━━━━━ Records to use

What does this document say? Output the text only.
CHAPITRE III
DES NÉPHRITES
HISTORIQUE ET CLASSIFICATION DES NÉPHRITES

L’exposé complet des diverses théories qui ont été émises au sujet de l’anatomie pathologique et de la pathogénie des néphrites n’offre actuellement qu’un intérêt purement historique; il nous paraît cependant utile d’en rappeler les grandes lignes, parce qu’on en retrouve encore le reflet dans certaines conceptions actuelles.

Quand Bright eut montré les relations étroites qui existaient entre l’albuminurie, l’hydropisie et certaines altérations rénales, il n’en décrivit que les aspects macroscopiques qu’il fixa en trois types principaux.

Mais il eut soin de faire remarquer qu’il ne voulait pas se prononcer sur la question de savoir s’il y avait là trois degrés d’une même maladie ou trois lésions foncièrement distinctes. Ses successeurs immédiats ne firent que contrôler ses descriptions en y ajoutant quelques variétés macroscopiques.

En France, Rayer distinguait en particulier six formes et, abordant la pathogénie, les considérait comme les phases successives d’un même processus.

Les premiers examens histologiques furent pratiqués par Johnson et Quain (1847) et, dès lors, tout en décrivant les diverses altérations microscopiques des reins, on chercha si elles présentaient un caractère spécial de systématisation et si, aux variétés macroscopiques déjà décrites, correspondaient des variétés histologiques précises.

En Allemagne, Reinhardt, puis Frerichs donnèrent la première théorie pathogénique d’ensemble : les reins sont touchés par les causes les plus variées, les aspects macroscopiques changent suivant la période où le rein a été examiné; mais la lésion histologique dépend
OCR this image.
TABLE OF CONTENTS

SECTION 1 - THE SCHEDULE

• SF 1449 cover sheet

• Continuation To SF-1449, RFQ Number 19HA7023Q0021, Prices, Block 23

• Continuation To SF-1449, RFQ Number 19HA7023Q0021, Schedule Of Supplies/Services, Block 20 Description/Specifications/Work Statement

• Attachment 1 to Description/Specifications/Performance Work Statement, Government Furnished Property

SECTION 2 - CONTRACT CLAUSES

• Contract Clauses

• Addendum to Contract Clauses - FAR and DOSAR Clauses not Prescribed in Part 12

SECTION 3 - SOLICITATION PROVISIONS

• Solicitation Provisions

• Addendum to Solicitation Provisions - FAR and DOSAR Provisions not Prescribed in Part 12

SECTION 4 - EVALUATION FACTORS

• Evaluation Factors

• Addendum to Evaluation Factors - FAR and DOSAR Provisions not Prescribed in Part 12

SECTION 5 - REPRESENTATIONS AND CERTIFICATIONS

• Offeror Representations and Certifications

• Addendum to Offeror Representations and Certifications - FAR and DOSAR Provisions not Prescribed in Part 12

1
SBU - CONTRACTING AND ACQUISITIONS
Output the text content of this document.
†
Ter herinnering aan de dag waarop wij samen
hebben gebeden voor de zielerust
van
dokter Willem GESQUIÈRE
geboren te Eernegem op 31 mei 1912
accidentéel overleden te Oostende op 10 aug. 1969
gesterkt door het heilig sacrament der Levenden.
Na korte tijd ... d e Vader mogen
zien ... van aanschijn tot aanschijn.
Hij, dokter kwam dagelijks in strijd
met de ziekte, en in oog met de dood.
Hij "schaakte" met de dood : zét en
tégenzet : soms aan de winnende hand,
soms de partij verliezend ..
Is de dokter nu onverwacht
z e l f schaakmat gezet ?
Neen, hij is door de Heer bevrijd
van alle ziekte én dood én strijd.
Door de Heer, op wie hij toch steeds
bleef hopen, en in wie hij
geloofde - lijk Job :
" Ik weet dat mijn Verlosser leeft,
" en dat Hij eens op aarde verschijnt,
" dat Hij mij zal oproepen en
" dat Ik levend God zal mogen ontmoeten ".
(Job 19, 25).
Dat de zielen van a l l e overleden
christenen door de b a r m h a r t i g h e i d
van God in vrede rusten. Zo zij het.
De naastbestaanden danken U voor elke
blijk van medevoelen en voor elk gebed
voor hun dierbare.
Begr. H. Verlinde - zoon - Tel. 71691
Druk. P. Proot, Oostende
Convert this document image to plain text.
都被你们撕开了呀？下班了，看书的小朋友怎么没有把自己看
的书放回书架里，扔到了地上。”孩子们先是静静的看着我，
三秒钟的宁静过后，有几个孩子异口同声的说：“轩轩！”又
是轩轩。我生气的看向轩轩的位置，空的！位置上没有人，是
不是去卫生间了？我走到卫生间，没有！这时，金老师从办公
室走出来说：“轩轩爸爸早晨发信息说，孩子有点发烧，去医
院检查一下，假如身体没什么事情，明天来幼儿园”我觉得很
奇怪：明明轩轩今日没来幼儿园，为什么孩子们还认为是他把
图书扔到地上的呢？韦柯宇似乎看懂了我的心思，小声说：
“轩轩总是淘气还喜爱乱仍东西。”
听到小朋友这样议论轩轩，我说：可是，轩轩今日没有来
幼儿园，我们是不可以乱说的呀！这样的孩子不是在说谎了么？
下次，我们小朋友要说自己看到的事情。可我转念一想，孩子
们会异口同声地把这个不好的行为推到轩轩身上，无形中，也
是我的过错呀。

━━━━━━━━━━

* [The task]: Repeat the entries above exactly, leaving nothing out.

* [Task response]:
What does this document say? Output the text only.
CHAPITRE III
DES NÉPHRITES
HISTORIQUE ET CLASSIFICATION DES NÉPHRITES

L’exposé complet des diverses théories qui ont été émises au sujet de l’anatomie pathologique et de la pathogénie des néphrites n’offre actuellement qu’un intérêt purement historique; il nous paraît cependant utile d’en rappeler les grandes lignes, parce qu’on en retrouve encore le reflet dans certaines conceptions actuelles.

Quand Bright eut montré les relations étroites qui existaient entre l’albuminurie, l’hydropisie et certaines altérations rénales, il n’en décrivit que les aspects macroscopiques qu’il fixa en trois types principaux.

Mais il eut soin de faire remarquer qu’il ne voulait pas se prononcer sur la question de savoir s’il y avait là trois degrés d’une même maladie ou trois lésions foncièrement distinctes. Ses successeurs immédiats ne firent que contrôler ses descriptions en y ajoutant quelques variétés macroscopiques.

En France, Rayer distinguait en particulier six formes et, abordant la pathogénie, les considérait comme les phases successives d’un même processus.

Les premiers examens histologiques furent pratiqués par Johnson et Quain (1847) et, dès lors, tout en décrivant les diverses altérations microscopiques des reins, on chercha si elles présentaient un caractère spécial de systématisation et si, aux variétés macroscopiques déjà décrites, correspondaient des variétés histologiques précises.

En Allemagne, Reinhardt, puis Frerichs donnèrent la première théorie pathogénique d’ensemble : les reins sont touchés par les causes les plus variées, les aspects macroscopiques changent suivant la période où le rein a été examiné; mais la lésion histologique dépend
OCR this image.
TABLE OF CONTENTS

SECTION 1 - THE SCHEDULE

• SF 1449 cover sheet

• Continuation To SF-1449, RFQ Number 19HA7023Q0021, Prices, Block 23

• Continuation To SF-1449, RFQ Number 19HA7023Q0021, Schedule Of Supplies/Services, Block 20 Description/Specifications/Work Statement

• Attachment 1 to Description/Specifications/Performance Work Statement, Government Furnished Property

SECTION 2 - CONTRACT CLAUSES

• Contract Clauses

• Addendum to Contract Clauses - FAR and DOSAR Clauses not Prescribed in Part 12

SECTION 3 - SOLICITATION PROVISIONS

• Solicitation Provisions

• Addendum to Solicitation Provisions - FAR and DOSAR Provisions not Prescribed in Part 12

SECTION 4 - EVALUATION FACTORS

• Evaluation Factors

• Addendum to Evaluation Factors - FAR and DOSAR Provisions not Prescribed in Part 12

SECTION 5 - REPRESENTATIONS AND CERTIFICATIONS

• Offeror Representations and Certifications

• Addendum to Offeror Representations and Certifications - FAR and DOSAR Provisions not Prescribed in Part 12

1
SBU - CONTRACTING AND ACQUISITIONS
Output the text content of this document.
†
Ter herinnering aan de dag waarop wij samen
hebben gebeden voor de zielerust
van
dokter Willem GESQUIÈRE
geboren te Eernegem op 31 mei 1912
accidentéel overleden te Oostende op 10 aug. 1969
gesterkt door het heilig sacrament der Levenden.
Na korte tijd ... d e Vader mogen
zien ... van aanschijn tot aanschijn.
Hij, dokter kwam dagelijks in strijd
met de ziekte, en in oog met de dood.
Hij "schaakte" met de dood : zét en
tégenzet : soms aan de winnende hand,
soms de partij verliezend ..
Is de dokter nu onverwacht
z e l f schaakmat gezet ?
Neen, hij is door de Heer bevrijd
van alle ziekte én dood én strijd.
Door de Heer, op wie hij toch steeds
bleef hopen, en in wie hij
geloofde - lijk Job :
" Ik weet dat mijn Verlosser leeft,
" en dat Hij eens op aarde verschijnt,
" dat Hij mij zal oproepen en
" dat Ik levend God zal mogen ontmoeten ".
(Job 19, 25).
Dat de zielen van a l l e overleden
christenen door de b a r m h a r t i g h e i d
van God in vrede rusten. Zo zij het.
De naastbestaanden danken U voor elke
blijk van medevoelen en voor elk gebed
voor hun dierbare.
Begr. H. Verlinde - zoon - Tel. 71691
Druk. P. Proot, Oostende
Convert this document image to plain text.
都被你们撕开了呀？下班了，看书的小朋友怎么没有把自己看
的书放回书架里，扔到了地上。”孩子们先是静静的看着我，
三秒钟的宁静过后，有几个孩子异口同声的说：“轩轩！”又
是轩轩。我生气的看向轩轩的位置，空的！位置上没有人，是
不是去卫生间了？我走到卫生间，没有！这时，金老师从办公
室走出来说：“轩轩爸爸早晨发信息说，孩子有点发烧，去医
院检查一下，假如身体没什么事情，明天来幼儿园”我觉得很
奇怪：明明轩轩今日没来幼儿园，为什么孩子们还认为是他把
图书扔到地上的呢？韦柯宇似乎看懂了我的心思，小声说：
“轩轩总是淘气还喜爱乱仍东西。”
听到小朋友这样议论轩轩，我说：可是，轩轩今日没有来
幼儿园，我们是不可以乱说的呀！这样的孩子不是在说谎了么？
下次，我们小朋友要说自己看到的事情。可我转念一想，孩子
们会异口同声地把这个不好的行为推到轩轩身上，无形中，也
是我的过错呀。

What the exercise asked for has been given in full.